• **GOAL**: Pictures aside, repeat every entry exactly.

Stored data:
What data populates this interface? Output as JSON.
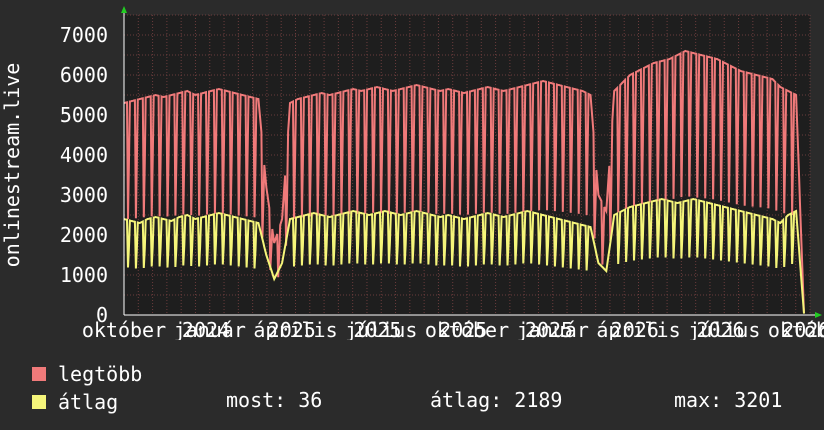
{
  "chart_data": {
    "type": "line",
    "ylabel": "onlinestream.live",
    "ylim": [
      0,
      7500
    ],
    "yticks": [
      0,
      1000,
      2000,
      3000,
      4000,
      5000,
      6000,
      7000
    ],
    "grid": true,
    "x_tick_labels": [
      "október",
      "január",
      "április",
      "július",
      "október",
      "január",
      "április",
      "július",
      "október"
    ],
    "x_tick_years": [
      "2024",
      "2025",
      "2025",
      "2025",
      "2025",
      "2026",
      "2026",
      "2026",
      "2026"
    ],
    "x_range": [
      "2024-10-01",
      "2026-10-01"
    ],
    "series": [
      {
        "name": "legtöbb",
        "color": "#f07a7a",
        "values": [
          5300,
          5350,
          5400,
          5450,
          5500,
          5450,
          5500,
          5550,
          5600,
          5500,
          5550,
          5600,
          5650,
          5600,
          5550,
          5500,
          5450,
          5400,
          3200,
          1800,
          2400,
          5300,
          5400,
          5450,
          5500,
          5550,
          5500,
          5550,
          5600,
          5650,
          5600,
          5650,
          5700,
          5650,
          5600,
          5650,
          5700,
          5750,
          5700,
          5650,
          5600,
          5650,
          5600,
          5550,
          5600,
          5650,
          5700,
          5650,
          5600,
          5650,
          5700,
          5750,
          5800,
          5850,
          5800,
          5750,
          5700,
          5650,
          5600,
          5500,
          3000,
          2600,
          5600,
          5800,
          6000,
          6100,
          6200,
          6300,
          6350,
          6400,
          6500,
          6600,
          6550,
          6500,
          6450,
          6400,
          6300,
          6200,
          6100,
          6050,
          6000,
          5950,
          5900,
          5700,
          5600,
          5500,
          40
        ]
      },
      {
        "name": "átlag",
        "color": "#f5f57a",
        "values": [
          2400,
          2350,
          2300,
          2400,
          2450,
          2400,
          2350,
          2450,
          2500,
          2400,
          2450,
          2500,
          2550,
          2500,
          2450,
          2400,
          2350,
          2300,
          1500,
          900,
          1300,
          2400,
          2450,
          2500,
          2550,
          2500,
          2450,
          2500,
          2550,
          2600,
          2550,
          2500,
          2550,
          2600,
          2550,
          2500,
          2550,
          2600,
          2550,
          2500,
          2450,
          2500,
          2450,
          2400,
          2450,
          2500,
          2550,
          2500,
          2450,
          2500,
          2550,
          2600,
          2550,
          2500,
          2450,
          2400,
          2350,
          2300,
          2250,
          2200,
          1300,
          1100,
          2500,
          2600,
          2700,
          2750,
          2800,
          2850,
          2900,
          2850,
          2800,
          2850,
          2900,
          2850,
          2800,
          2750,
          2700,
          2650,
          2600,
          2550,
          2500,
          2450,
          2400,
          2300,
          2500,
          2600,
          36
        ]
      }
    ]
  },
  "legend": {
    "items": [
      {
        "label": "legtöbb",
        "color": "#f07a7a"
      },
      {
        "label": "átlag",
        "color": "#f5f57a"
      }
    ]
  },
  "stats": {
    "current": "most: 36",
    "average": "átlag: 2189",
    "max": "max: 3201"
  },
  "colors": {
    "background": "#2b2b2b",
    "plot_background": "#1e1e1e",
    "grid": "#6b3c3c",
    "axis": "#ffffff",
    "arrow": "#22cc22"
  }
}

• **ANSWER TO THIS EXERCISE**:
What data populates this interface? Output as JSON.
{
  "chart_data": {
    "type": "line",
    "ylabel": "onlinestream.live",
    "ylim": [
      0,
      7500
    ],
    "yticks": [
      0,
      1000,
      2000,
      3000,
      4000,
      5000,
      6000,
      7000
    ],
    "grid": true,
    "x_tick_labels": [
      "október",
      "január",
      "április",
      "július",
      "október",
      "január",
      "április",
      "július",
      "október"
    ],
    "x_tick_years": [
      "2024",
      "2025",
      "2025",
      "2025",
      "2025",
      "2026",
      "2026",
      "2026",
      "2026"
    ],
    "x_range": [
      "2024-10-01",
      "2026-10-01"
    ],
    "series": [
      {
        "name": "legtöbb",
        "color": "#f07a7a",
        "values": [
          5300,
          5350,
          5400,
          5450,
          5500,
          5450,
          5500,
          5550,
          5600,
          5500,
          5550,
          5600,
          5650,
          5600,
          5550,
          5500,
          5450,
          5400,
          3200,
          1800,
          2400,
          5300,
          5400,
          5450,
          5500,
          5550,
          5500,
          5550,
          5600,
          5650,
          5600,
          5650,
          5700,
          5650,
          5600,
          5650,
          5700,
          5750,
          5700,
          5650,
          5600,
          5650,
          5600,
          5550,
          5600,
          5650,
          5700,
          5650,
          5600,
          5650,
          5700,
          5750,
          5800,
          5850,
          5800,
          5750,
          5700,
          5650,
          5600,
          5500,
          3000,
          2600,
          5600,
          5800,
          6000,
          6100,
          6200,
          6300,
          6350,
          6400,
          6500,
          6600,
          6550,
          6500,
          6450,
          6400,
          6300,
          6200,
          6100,
          6050,
          6000,
          5950,
          5900,
          5700,
          5600,
          5500,
          40
        ]
      },
      {
        "name": "átlag",
        "color": "#f5f57a",
        "values": [
          2400,
          2350,
          2300,
          2400,
          2450,
          2400,
          2350,
          2450,
          2500,
          2400,
          2450,
          2500,
          2550,
          2500,
          2450,
          2400,
          2350,
          2300,
          1500,
          900,
          1300,
          2400,
          2450,
          2500,
          2550,
          2500,
          2450,
          2500,
          2550,
          2600,
          2550,
          2500,
          2550,
          2600,
          2550,
          2500,
          2550,
          2600,
          2550,
          2500,
          2450,
          2500,
          2450,
          2400,
          2450,
          2500,
          2550,
          2500,
          2450,
          2500,
          2550,
          2600,
          2550,
          2500,
          2450,
          2400,
          2350,
          2300,
          2250,
          2200,
          1300,
          1100,
          2500,
          2600,
          2700,
          2750,
          2800,
          2850,
          2900,
          2850,
          2800,
          2850,
          2900,
          2850,
          2800,
          2750,
          2700,
          2650,
          2600,
          2550,
          2500,
          2450,
          2400,
          2300,
          2500,
          2600,
          36
        ]
      }
    ]
  },
  "legend": {
    "items": [
      {
        "label": "legtöbb",
        "color": "#f07a7a"
      },
      {
        "label": "átlag",
        "color": "#f5f57a"
      }
    ]
  },
  "stats": {
    "current": "most: 36",
    "average": "átlag: 2189",
    "max": "max: 3201"
  },
  "colors": {
    "background": "#2b2b2b",
    "plot_background": "#1e1e1e",
    "grid": "#6b3c3c",
    "axis": "#ffffff",
    "arrow": "#22cc22"
  }
}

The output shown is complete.